# Start of Records shown

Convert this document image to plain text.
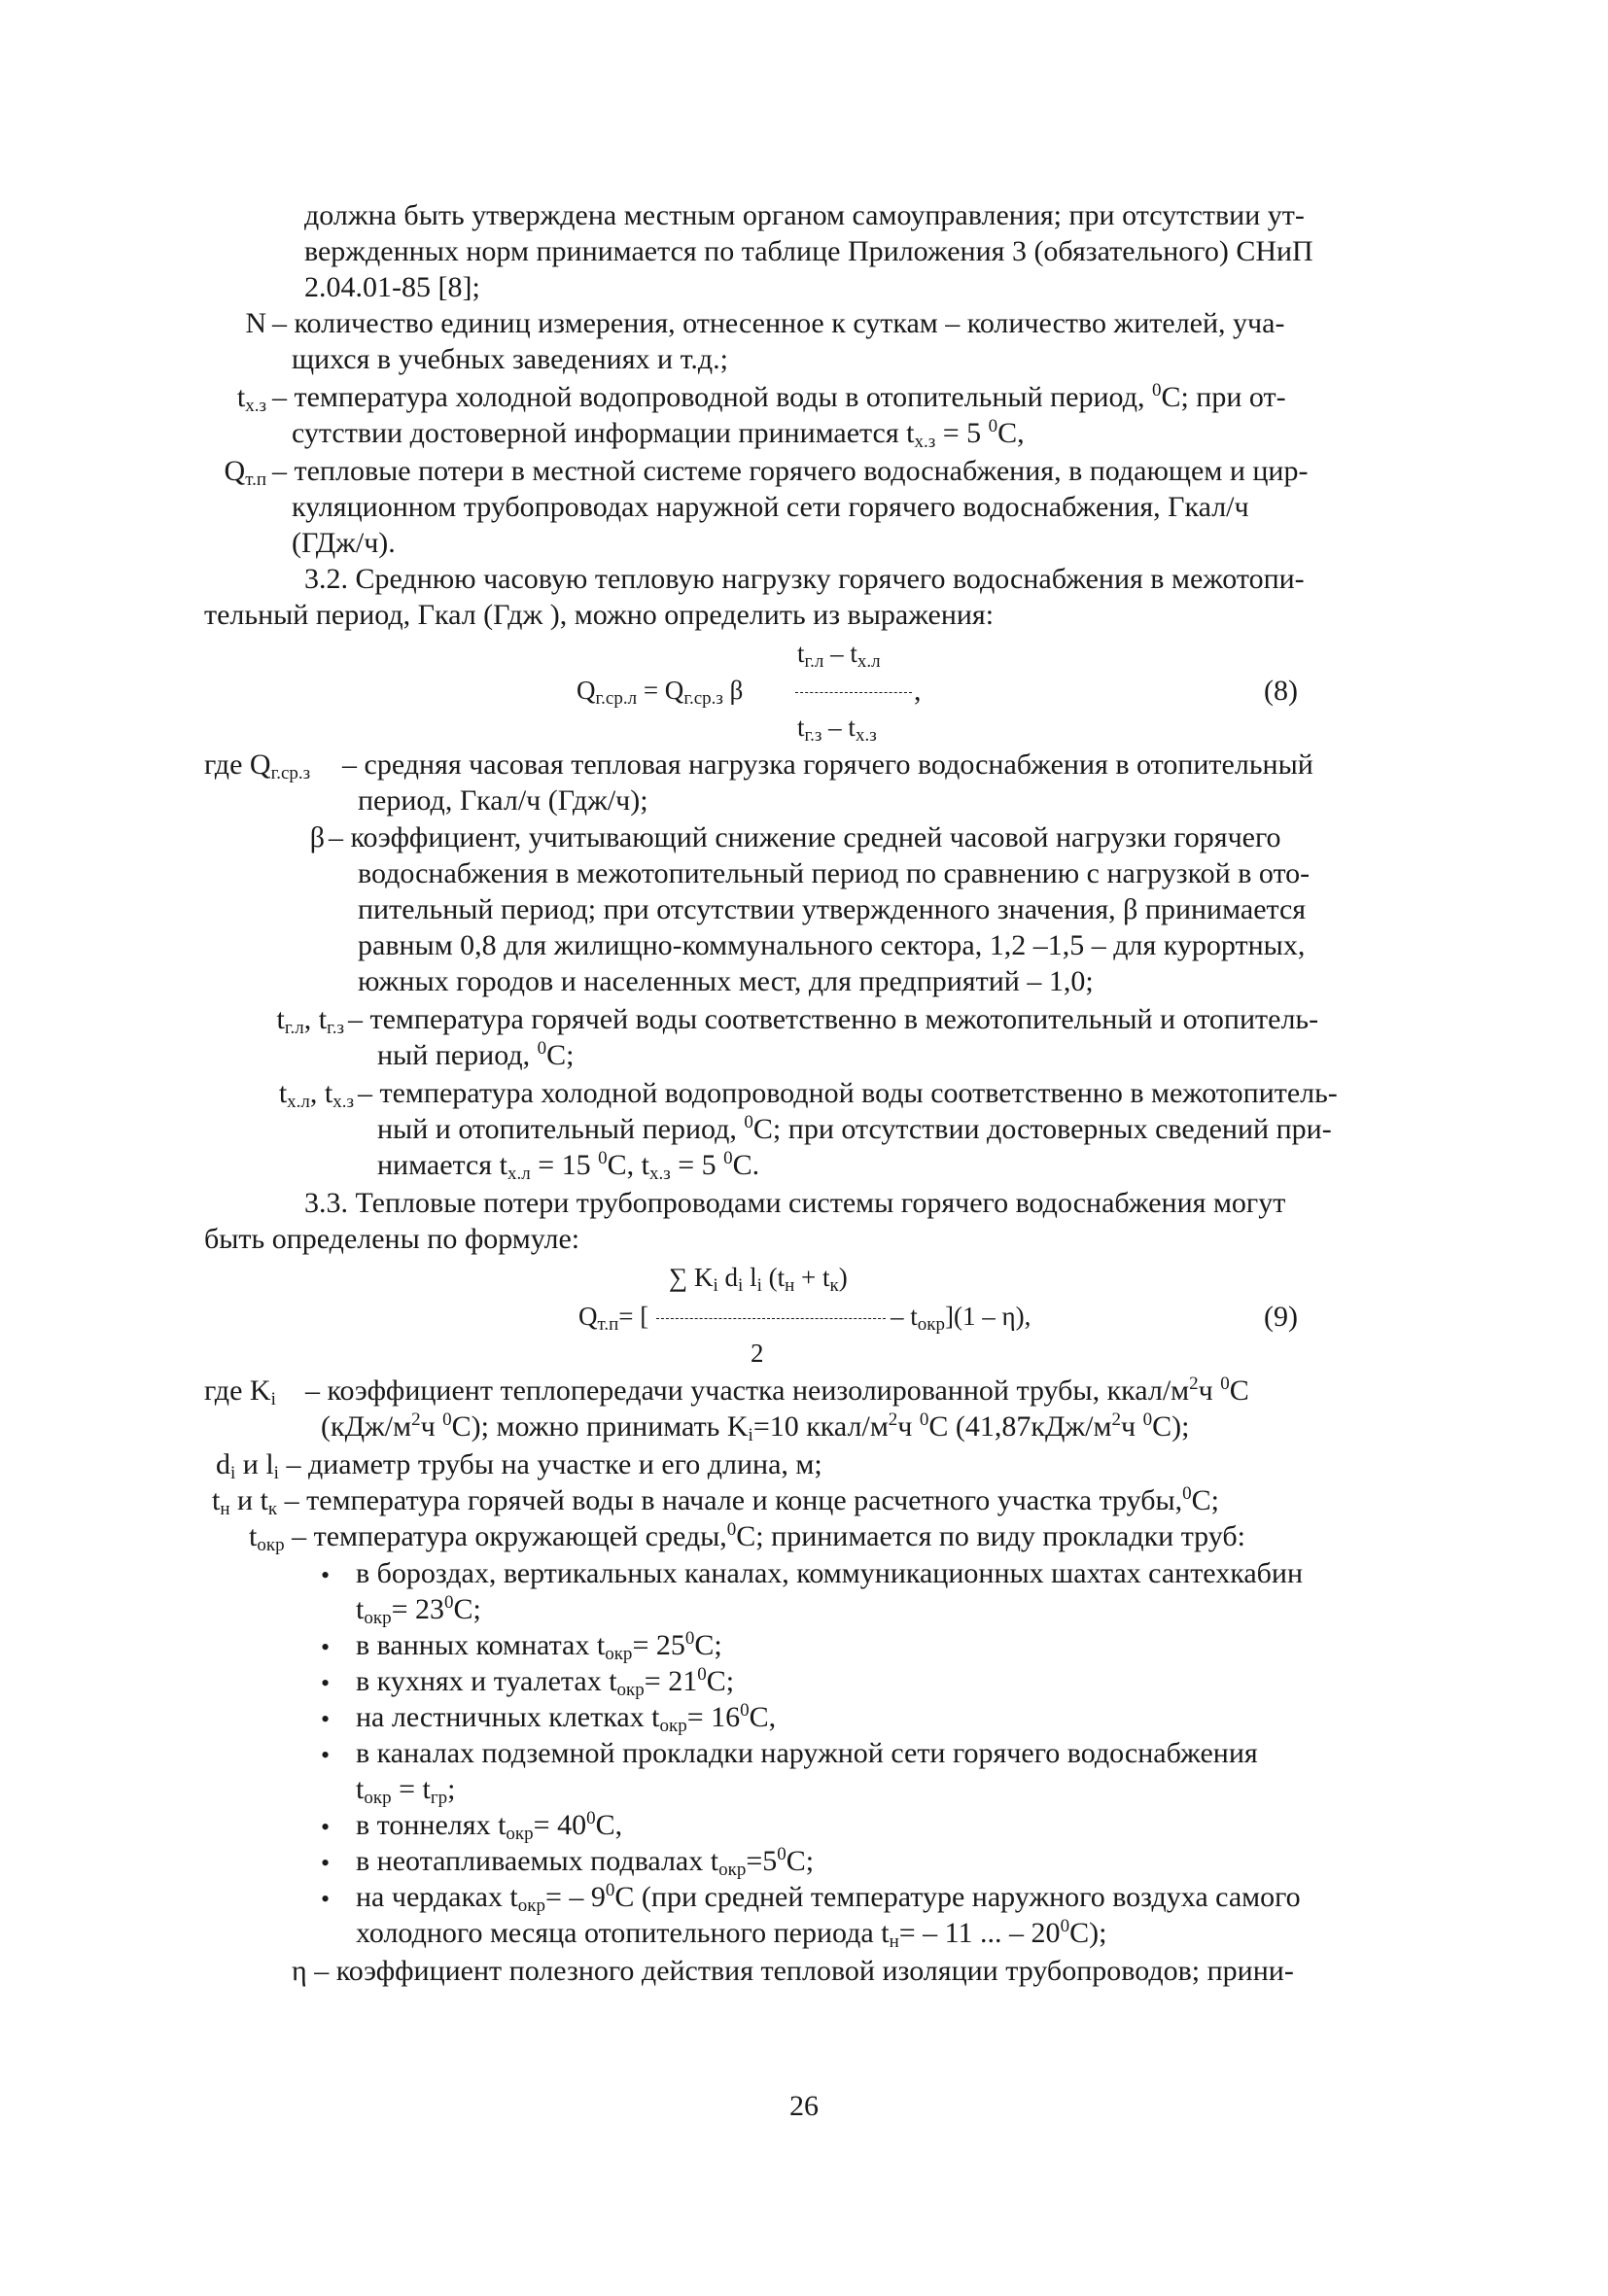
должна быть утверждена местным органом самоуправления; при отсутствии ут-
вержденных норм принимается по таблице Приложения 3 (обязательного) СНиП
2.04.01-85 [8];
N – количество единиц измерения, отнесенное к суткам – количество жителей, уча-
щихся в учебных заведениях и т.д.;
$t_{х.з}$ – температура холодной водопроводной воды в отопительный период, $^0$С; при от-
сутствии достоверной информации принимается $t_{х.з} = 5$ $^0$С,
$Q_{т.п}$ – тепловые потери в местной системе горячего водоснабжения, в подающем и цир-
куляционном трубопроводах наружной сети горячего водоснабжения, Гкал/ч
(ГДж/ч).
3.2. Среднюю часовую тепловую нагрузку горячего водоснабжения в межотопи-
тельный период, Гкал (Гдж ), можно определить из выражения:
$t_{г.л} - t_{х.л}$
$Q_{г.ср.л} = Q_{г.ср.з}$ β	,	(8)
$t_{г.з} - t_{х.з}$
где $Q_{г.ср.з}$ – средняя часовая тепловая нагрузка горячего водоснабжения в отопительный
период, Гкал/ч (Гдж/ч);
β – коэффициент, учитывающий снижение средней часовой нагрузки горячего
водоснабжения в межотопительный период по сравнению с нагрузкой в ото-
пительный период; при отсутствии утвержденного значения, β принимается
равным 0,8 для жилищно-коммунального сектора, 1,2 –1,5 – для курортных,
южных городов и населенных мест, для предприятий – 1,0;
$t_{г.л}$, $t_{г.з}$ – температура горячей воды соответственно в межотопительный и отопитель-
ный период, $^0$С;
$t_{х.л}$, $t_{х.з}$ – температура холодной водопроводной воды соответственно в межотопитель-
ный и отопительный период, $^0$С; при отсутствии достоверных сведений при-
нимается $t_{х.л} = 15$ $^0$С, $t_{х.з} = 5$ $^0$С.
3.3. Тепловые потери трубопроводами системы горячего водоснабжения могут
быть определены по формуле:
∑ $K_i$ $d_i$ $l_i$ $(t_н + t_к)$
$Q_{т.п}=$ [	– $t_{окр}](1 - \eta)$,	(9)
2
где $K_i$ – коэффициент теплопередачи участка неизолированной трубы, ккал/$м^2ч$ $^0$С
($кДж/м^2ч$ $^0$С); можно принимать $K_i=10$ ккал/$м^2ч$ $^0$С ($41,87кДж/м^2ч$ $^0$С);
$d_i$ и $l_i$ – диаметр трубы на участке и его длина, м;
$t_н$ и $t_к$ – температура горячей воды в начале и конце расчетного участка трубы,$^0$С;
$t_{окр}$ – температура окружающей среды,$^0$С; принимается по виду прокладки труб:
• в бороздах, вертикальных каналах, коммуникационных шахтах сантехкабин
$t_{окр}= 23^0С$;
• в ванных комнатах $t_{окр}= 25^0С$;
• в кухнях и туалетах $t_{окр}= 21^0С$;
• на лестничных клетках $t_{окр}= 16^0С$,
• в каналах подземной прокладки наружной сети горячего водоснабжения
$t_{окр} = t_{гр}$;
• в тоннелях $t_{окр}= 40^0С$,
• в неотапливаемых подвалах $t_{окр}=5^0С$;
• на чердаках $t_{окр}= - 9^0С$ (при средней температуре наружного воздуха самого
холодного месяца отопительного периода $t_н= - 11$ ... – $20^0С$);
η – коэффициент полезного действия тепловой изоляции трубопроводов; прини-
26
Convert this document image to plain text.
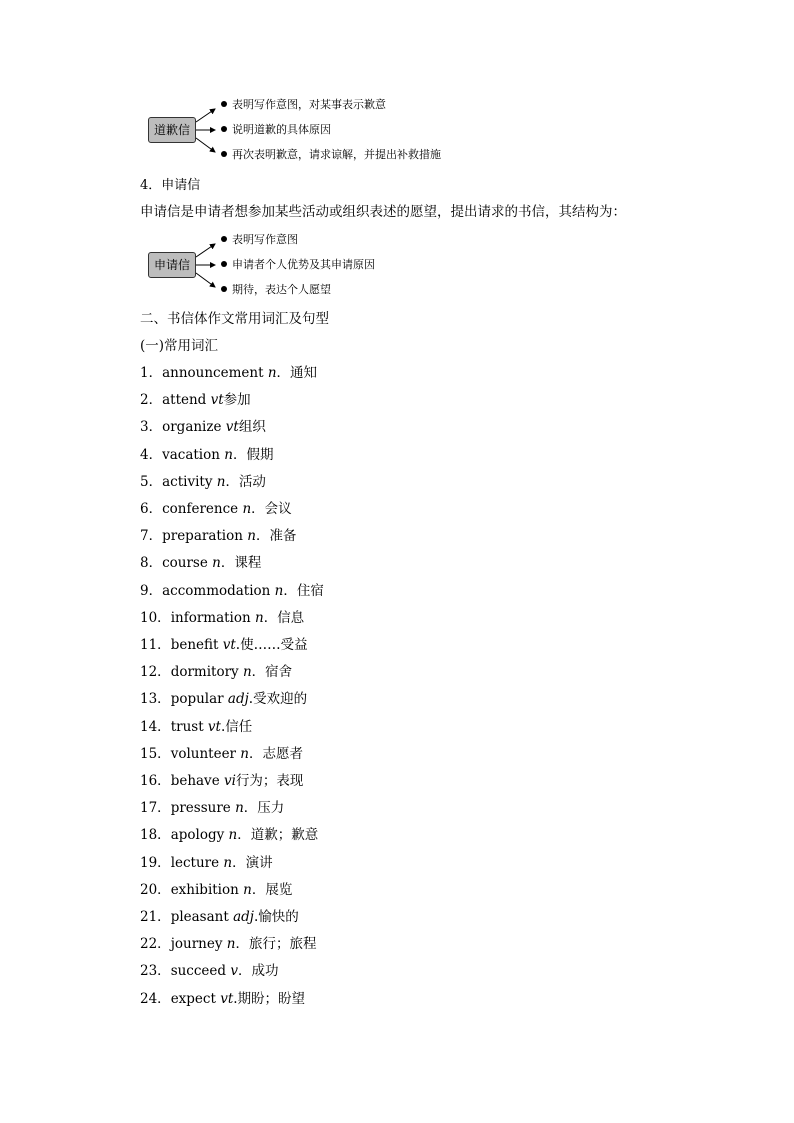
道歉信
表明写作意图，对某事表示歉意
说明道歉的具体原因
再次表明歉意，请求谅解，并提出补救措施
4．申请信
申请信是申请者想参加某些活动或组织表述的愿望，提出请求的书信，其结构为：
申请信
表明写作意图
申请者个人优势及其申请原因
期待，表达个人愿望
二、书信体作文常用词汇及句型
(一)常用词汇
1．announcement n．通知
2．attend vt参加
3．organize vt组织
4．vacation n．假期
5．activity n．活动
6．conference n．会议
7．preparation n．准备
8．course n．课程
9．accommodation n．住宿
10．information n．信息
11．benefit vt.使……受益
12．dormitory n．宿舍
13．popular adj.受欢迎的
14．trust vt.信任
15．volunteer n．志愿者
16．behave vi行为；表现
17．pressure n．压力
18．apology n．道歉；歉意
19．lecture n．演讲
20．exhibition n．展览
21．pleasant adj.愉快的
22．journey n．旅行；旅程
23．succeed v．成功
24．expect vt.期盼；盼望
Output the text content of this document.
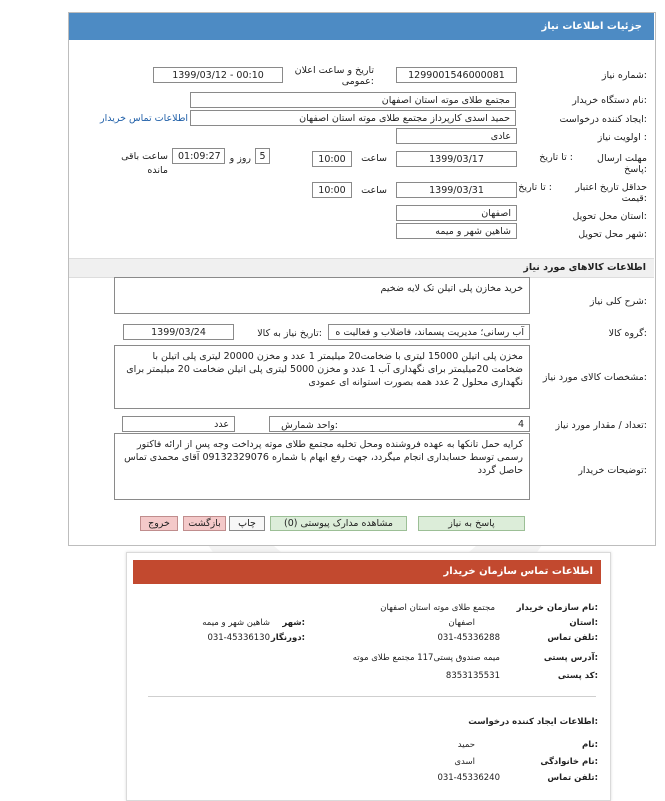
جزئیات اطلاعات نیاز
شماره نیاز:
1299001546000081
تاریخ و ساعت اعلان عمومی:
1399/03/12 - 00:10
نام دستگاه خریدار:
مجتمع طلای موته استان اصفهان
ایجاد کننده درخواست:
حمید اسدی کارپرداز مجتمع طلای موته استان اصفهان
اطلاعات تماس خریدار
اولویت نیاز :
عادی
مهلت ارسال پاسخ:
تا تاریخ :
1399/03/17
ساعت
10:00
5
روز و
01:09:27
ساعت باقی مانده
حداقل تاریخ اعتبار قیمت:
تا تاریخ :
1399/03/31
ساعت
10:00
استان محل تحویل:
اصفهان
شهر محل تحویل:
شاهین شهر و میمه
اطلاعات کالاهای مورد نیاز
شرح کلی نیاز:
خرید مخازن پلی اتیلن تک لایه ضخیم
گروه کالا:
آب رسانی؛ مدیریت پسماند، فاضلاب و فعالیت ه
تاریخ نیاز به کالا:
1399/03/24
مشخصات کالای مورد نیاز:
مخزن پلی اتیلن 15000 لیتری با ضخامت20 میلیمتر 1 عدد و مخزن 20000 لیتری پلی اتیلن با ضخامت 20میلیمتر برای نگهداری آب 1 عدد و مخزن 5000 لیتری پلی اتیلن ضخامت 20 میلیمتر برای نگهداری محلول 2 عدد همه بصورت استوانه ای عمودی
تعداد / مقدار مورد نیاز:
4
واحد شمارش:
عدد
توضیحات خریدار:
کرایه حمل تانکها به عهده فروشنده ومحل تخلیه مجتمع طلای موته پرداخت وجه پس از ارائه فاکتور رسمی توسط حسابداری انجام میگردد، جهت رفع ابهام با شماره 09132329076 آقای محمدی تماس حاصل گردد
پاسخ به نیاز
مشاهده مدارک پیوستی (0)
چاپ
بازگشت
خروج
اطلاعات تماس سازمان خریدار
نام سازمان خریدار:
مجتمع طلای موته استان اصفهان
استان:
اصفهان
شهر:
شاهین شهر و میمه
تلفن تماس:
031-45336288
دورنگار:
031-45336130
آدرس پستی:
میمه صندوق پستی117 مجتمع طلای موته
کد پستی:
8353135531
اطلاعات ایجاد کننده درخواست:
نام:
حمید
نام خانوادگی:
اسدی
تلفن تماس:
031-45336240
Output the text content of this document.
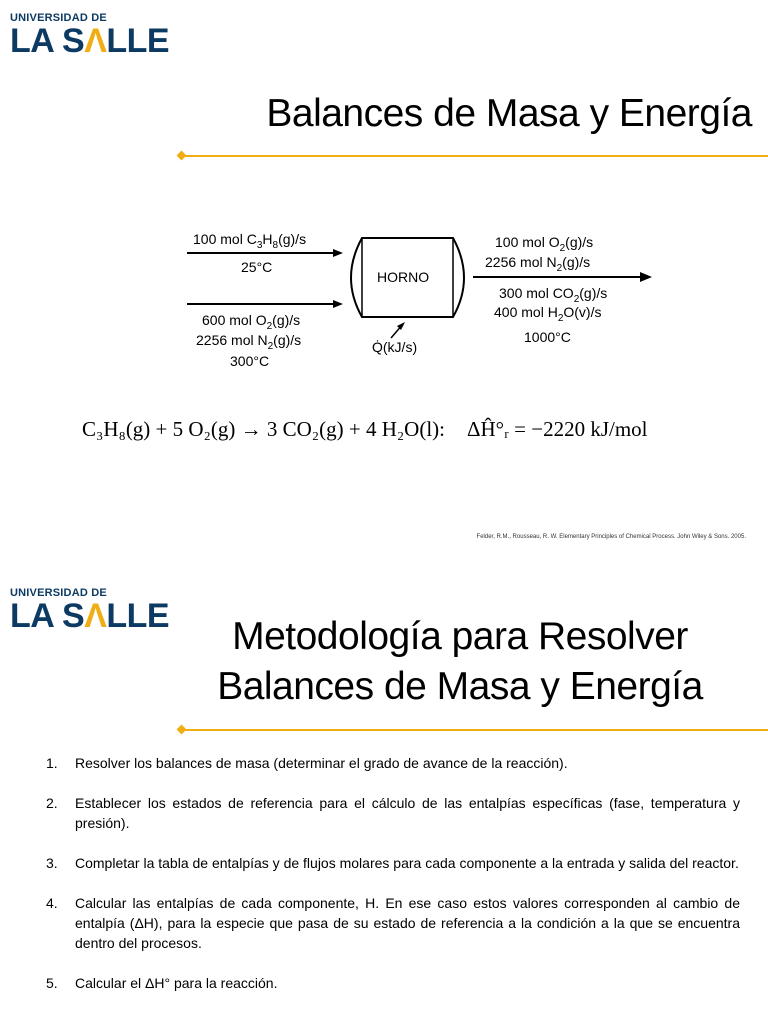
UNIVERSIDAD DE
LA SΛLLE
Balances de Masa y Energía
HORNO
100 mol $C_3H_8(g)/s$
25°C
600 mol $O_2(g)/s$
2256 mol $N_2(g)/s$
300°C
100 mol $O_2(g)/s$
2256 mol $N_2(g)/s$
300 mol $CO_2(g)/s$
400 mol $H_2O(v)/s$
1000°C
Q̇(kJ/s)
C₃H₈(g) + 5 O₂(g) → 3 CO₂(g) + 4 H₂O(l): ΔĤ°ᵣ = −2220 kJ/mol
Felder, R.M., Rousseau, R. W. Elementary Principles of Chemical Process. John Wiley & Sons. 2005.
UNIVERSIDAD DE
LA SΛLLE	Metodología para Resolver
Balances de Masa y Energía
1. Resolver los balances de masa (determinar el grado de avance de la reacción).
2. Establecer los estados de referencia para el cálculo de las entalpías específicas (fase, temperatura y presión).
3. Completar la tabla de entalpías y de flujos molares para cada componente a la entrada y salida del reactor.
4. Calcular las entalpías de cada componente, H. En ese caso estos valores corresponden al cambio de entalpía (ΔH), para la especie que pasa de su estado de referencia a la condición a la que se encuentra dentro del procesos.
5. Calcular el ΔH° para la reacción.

# End of Records shown

▶ _Stated task_
Identify every line above with the string "горячей" in it. Copy those lines.

▶ _Solution to the exercise_
$t_{г.л}$, $t_{г.з}$ – температура горячей воды соответственно в межотопительный и отопитель-
$t_н$ и $t_к$ – температура горячей воды в начале и конце расчетного участка трубы,$^0$С;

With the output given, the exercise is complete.